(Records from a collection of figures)
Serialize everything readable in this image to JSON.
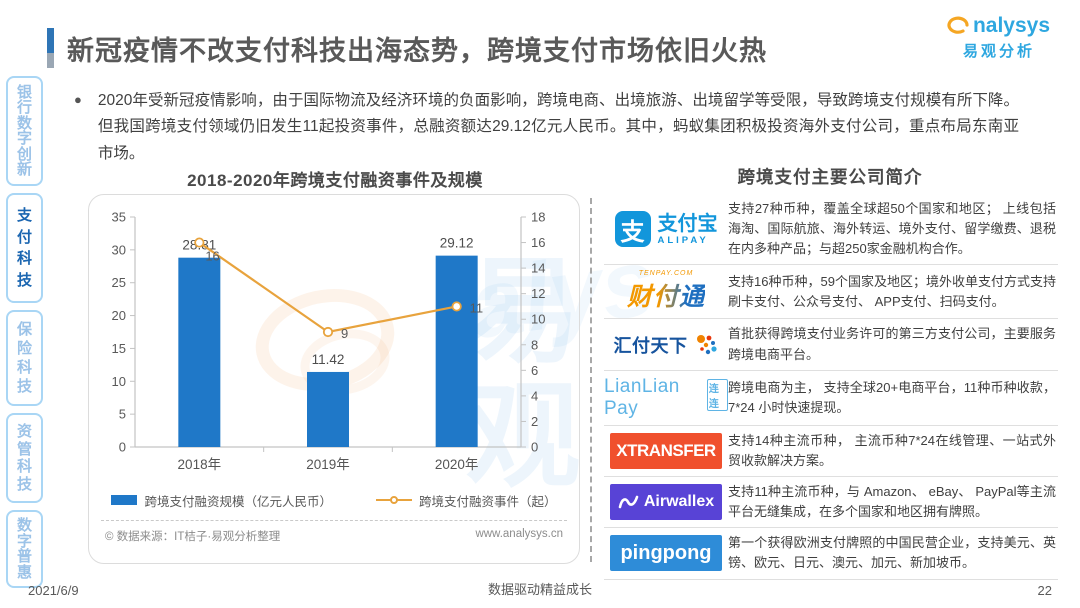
{
  "page": {
    "title": "新冠疫情不改支付科技出海态势，跨境支付市场依旧火热",
    "date": "2021/6/9",
    "footer_center": "数据驱动精益成长",
    "page_number": "22"
  },
  "brand": {
    "name_en": "nalysys",
    "name_cn": "易观分析"
  },
  "sidebar": {
    "items": [
      {
        "label": "银行数字创新",
        "active": false
      },
      {
        "label": "支付科技",
        "active": true
      },
      {
        "label": "保险科技",
        "active": false
      },
      {
        "label": "资管科技",
        "active": false
      },
      {
        "label": "数字普惠",
        "active": false
      }
    ]
  },
  "bullet": {
    "marker": "●",
    "text": "2020年受新冠疫情影响，由于国际物流及经济环境的负面影响，跨境电商、出境旅游、出境留学等受限，导致跨境支付规模有所下降。但我国跨境支付领域仍旧发生11起投资事件，总融资额达29.12亿元人民币。其中，蚂蚁集团积极投资海外支付公司，重点布局东南亚市场。"
  },
  "chart": {
    "source_left": "© 数据来源：IT桔子·易观分析整理",
    "source_right": "www.analysys.cn"
  },
  "chart_data": {
    "type": "bar+line",
    "title": "2018-2020年跨境支付融资事件及规模",
    "categories": [
      "2018年",
      "2019年",
      "2020年"
    ],
    "series": [
      {
        "name": "跨境支付融资规模（亿元人民币）",
        "type": "bar",
        "axis": "left",
        "values": [
          28.81,
          11.42,
          29.12
        ]
      },
      {
        "name": "跨境支付融资事件（起）",
        "type": "line",
        "axis": "right",
        "values": [
          16,
          9,
          11
        ]
      }
    ],
    "left_axis": {
      "min": 0,
      "max": 35,
      "step": 5
    },
    "right_axis": {
      "min": 0,
      "max": 18,
      "step": 2
    },
    "grid": false,
    "legend_position": "bottom"
  },
  "companies": {
    "title": "跨境支付主要公司简介",
    "rows": [
      {
        "name": "支付宝",
        "logo": {
          "glyph": "支",
          "cn": "支付宝",
          "en": "ALIPAY"
        },
        "desc": "支持27种币种，覆盖全球超50个国家和地区； 上线包括海淘、国际航旅、海外转运、境外支付、留学缴费、退税在内多种产品；与超250家金融机构合作。"
      },
      {
        "name": "财付通",
        "logo": {
          "site": "TENPAY.COM",
          "cn": "财付通"
        },
        "desc": "支持16种币种，59个国家及地区；境外收单支付方式支持刷卡支付、公众号支付、 APP支付、扫码支付。"
      },
      {
        "name": "汇付天下",
        "logo": {
          "cn": "汇付天下"
        },
        "desc": "首批获得跨境支付业务许可的第三方支付公司，主要服务跨境电商平台。"
      },
      {
        "name": "LianLian Pay",
        "logo": {
          "en": "LianLian Pay",
          "cn": "连连"
        },
        "desc": "跨境电商为主， 支持全球20+电商平台，11种币种收款，7*24 小时快速提现。"
      },
      {
        "name": "XTRANSFER",
        "logo": {
          "en": "XTRANSFER"
        },
        "desc": "支持14种主流币种， 主流币种7*24在线管理、一站式外贸收款解决方案。"
      },
      {
        "name": "Airwallex",
        "logo": {
          "en": "Airwallex"
        },
        "desc": "支持11种主流币种，与 Amazon、 eBay、 PayPal等主流平台无缝集成，在多个国家和地区拥有牌照。"
      },
      {
        "name": "pingpong",
        "logo": {
          "en": "pingpong"
        },
        "desc": "第一个获得欧洲支付牌照的中国民营企业，支持美元、英镑、欧元、日元、澳元、加元、新加坡币。"
      }
    ]
  },
  "watermark": {
    "cn": "易观",
    "en": "alys"
  },
  "colors": {
    "accent": "#2E75B6",
    "title_text": "#595959",
    "body_text": "#404040",
    "bar": "#1F78C8",
    "line": "#E8A33D",
    "sidebar_active": "#1B66B1",
    "sidebar_inactive": "#9CC3E8",
    "sidebar_border": "#A9D6F5",
    "alipay_blue": "#1296DB",
    "tenpay_orange": "#F39800",
    "tenpay_blue": "#1E6FC0",
    "huifu_blue": "#17549E",
    "lianlian_blue": "#5FB4E5",
    "xtransfer": "#F0502D",
    "airwallex": "#5843D6",
    "pingpong": "#2E8CD8",
    "analysys_blue": "#2EA7E0",
    "analysys_orange": "#F5A623",
    "source_text": "#8C8C8C"
  }
}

Problem to work on: Your copy should match the records word for word, with the pictures removed.

Solution to this exercise:
Serialize everything readable in this image to JSON.
{
  "page": {
    "title": "新冠疫情不改支付科技出海态势，跨境支付市场依旧火热",
    "date": "2021/6/9",
    "footer_center": "数据驱动精益成长",
    "page_number": "22"
  },
  "brand": {
    "name_en": "nalysys",
    "name_cn": "易观分析"
  },
  "sidebar": {
    "items": [
      {
        "label": "银行数字创新",
        "active": false
      },
      {
        "label": "支付科技",
        "active": true
      },
      {
        "label": "保险科技",
        "active": false
      },
      {
        "label": "资管科技",
        "active": false
      },
      {
        "label": "数字普惠",
        "active": false
      }
    ]
  },
  "bullet": {
    "marker": "●",
    "text": "2020年受新冠疫情影响，由于国际物流及经济环境的负面影响，跨境电商、出境旅游、出境留学等受限，导致跨境支付规模有所下降。但我国跨境支付领域仍旧发生11起投资事件，总融资额达29.12亿元人民币。其中，蚂蚁集团积极投资海外支付公司，重点布局东南亚市场。"
  },
  "chart": {
    "source_left": "© 数据来源：IT桔子·易观分析整理",
    "source_right": "www.analysys.cn"
  },
  "chart_data": {
    "type": "bar+line",
    "title": "2018-2020年跨境支付融资事件及规模",
    "categories": [
      "2018年",
      "2019年",
      "2020年"
    ],
    "series": [
      {
        "name": "跨境支付融资规模（亿元人民币）",
        "type": "bar",
        "axis": "left",
        "values": [
          28.81,
          11.42,
          29.12
        ]
      },
      {
        "name": "跨境支付融资事件（起）",
        "type": "line",
        "axis": "right",
        "values": [
          16,
          9,
          11
        ]
      }
    ],
    "left_axis": {
      "min": 0,
      "max": 35,
      "step": 5
    },
    "right_axis": {
      "min": 0,
      "max": 18,
      "step": 2
    },
    "grid": false,
    "legend_position": "bottom"
  },
  "companies": {
    "title": "跨境支付主要公司简介",
    "rows": [
      {
        "name": "支付宝",
        "logo": {
          "glyph": "支",
          "cn": "支付宝",
          "en": "ALIPAY"
        },
        "desc": "支持27种币种，覆盖全球超50个国家和地区； 上线包括海淘、国际航旅、海外转运、境外支付、留学缴费、退税在内多种产品；与超250家金融机构合作。"
      },
      {
        "name": "财付通",
        "logo": {
          "site": "TENPAY.COM",
          "cn": "财付通"
        },
        "desc": "支持16种币种，59个国家及地区；境外收单支付方式支持刷卡支付、公众号支付、 APP支付、扫码支付。"
      },
      {
        "name": "汇付天下",
        "logo": {
          "cn": "汇付天下"
        },
        "desc": "首批获得跨境支付业务许可的第三方支付公司，主要服务跨境电商平台。"
      },
      {
        "name": "LianLian Pay",
        "logo": {
          "en": "LianLian Pay",
          "cn": "连连"
        },
        "desc": "跨境电商为主， 支持全球20+电商平台，11种币种收款，7*24 小时快速提现。"
      },
      {
        "name": "XTRANSFER",
        "logo": {
          "en": "XTRANSFER"
        },
        "desc": "支持14种主流币种， 主流币种7*24在线管理、一站式外贸收款解决方案。"
      },
      {
        "name": "Airwallex",
        "logo": {
          "en": "Airwallex"
        },
        "desc": "支持11种主流币种，与 Amazon、 eBay、 PayPal等主流平台无缝集成，在多个国家和地区拥有牌照。"
      },
      {
        "name": "pingpong",
        "logo": {
          "en": "pingpong"
        },
        "desc": "第一个获得欧洲支付牌照的中国民营企业，支持美元、英镑、欧元、日元、澳元、加元、新加坡币。"
      }
    ]
  },
  "watermark": {
    "cn": "易观",
    "en": "alys"
  },
  "colors": {
    "accent": "#2E75B6",
    "title_text": "#595959",
    "body_text": "#404040",
    "bar": "#1F78C8",
    "line": "#E8A33D",
    "sidebar_active": "#1B66B1",
    "sidebar_inactive": "#9CC3E8",
    "sidebar_border": "#A9D6F5",
    "alipay_blue": "#1296DB",
    "tenpay_orange": "#F39800",
    "tenpay_blue": "#1E6FC0",
    "huifu_blue": "#17549E",
    "lianlian_blue": "#5FB4E5",
    "xtransfer": "#F0502D",
    "airwallex": "#5843D6",
    "pingpong": "#2E8CD8",
    "analysys_blue": "#2EA7E0",
    "analysys_orange": "#F5A623",
    "source_text": "#8C8C8C"
  }
}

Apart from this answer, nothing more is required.